TASK:
Write out all of the data exactly as it appears.

╔══

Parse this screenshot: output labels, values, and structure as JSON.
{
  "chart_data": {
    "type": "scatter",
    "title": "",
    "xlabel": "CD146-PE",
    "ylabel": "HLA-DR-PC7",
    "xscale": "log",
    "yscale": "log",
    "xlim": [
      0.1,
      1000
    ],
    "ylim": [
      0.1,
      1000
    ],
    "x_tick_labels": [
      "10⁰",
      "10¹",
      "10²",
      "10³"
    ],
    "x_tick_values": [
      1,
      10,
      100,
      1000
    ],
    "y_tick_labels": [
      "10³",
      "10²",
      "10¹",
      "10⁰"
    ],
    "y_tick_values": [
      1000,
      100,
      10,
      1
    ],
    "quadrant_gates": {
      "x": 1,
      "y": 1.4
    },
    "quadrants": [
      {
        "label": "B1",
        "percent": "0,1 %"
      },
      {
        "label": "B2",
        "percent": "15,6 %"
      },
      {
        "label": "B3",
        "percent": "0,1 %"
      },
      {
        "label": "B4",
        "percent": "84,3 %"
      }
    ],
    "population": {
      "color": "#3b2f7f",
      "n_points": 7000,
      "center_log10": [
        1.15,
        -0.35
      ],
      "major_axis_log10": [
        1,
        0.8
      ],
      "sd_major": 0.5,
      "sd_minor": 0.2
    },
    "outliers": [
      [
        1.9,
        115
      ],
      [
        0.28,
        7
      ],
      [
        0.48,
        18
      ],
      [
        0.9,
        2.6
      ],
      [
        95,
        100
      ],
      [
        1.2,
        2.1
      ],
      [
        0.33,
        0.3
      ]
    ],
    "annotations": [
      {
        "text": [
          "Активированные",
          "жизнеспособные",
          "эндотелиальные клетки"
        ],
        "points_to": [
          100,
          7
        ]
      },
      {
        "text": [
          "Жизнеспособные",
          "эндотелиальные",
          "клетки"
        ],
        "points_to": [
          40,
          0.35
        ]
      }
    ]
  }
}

╚══

ANSWER BELOW:
Parse this screenshot: output labels, values, and structure as JSON.
{
  "chart_data": {
    "type": "scatter",
    "title": "",
    "xlabel": "CD146-PE",
    "ylabel": "HLA-DR-PC7",
    "xscale": "log",
    "yscale": "log",
    "xlim": [
      0.1,
      1000
    ],
    "ylim": [
      0.1,
      1000
    ],
    "x_tick_labels": [
      "10⁰",
      "10¹",
      "10²",
      "10³"
    ],
    "x_tick_values": [
      1,
      10,
      100,
      1000
    ],
    "y_tick_labels": [
      "10³",
      "10²",
      "10¹",
      "10⁰"
    ],
    "y_tick_values": [
      1000,
      100,
      10,
      1
    ],
    "quadrant_gates": {
      "x": 1,
      "y": 1.4
    },
    "quadrants": [
      {
        "label": "B1",
        "percent": "0,1 %"
      },
      {
        "label": "B2",
        "percent": "15,6 %"
      },
      {
        "label": "B3",
        "percent": "0,1 %"
      },
      {
        "label": "B4",
        "percent": "84,3 %"
      }
    ],
    "population": {
      "color": "#3b2f7f",
      "n_points": 7000,
      "center_log10": [
        1.15,
        -0.35
      ],
      "major_axis_log10": [
        1,
        0.8
      ],
      "sd_major": 0.5,
      "sd_minor": 0.2
    },
    "outliers": [
      [
        1.9,
        115
      ],
      [
        0.28,
        7
      ],
      [
        0.48,
        18
      ],
      [
        0.9,
        2.6
      ],
      [
        95,
        100
      ],
      [
        1.2,
        2.1
      ],
      [
        0.33,
        0.3
      ]
    ],
    "annotations": [
      {
        "text": [
          "Активированные",
          "жизнеспособные",
          "эндотелиальные клетки"
        ],
        "points_to": [
          100,
          7
        ]
      },
      {
        "text": [
          "Жизнеспособные",
          "эндотелиальные",
          "клетки"
        ],
        "points_to": [
          40,
          0.35
        ]
      }
    ]
  }
}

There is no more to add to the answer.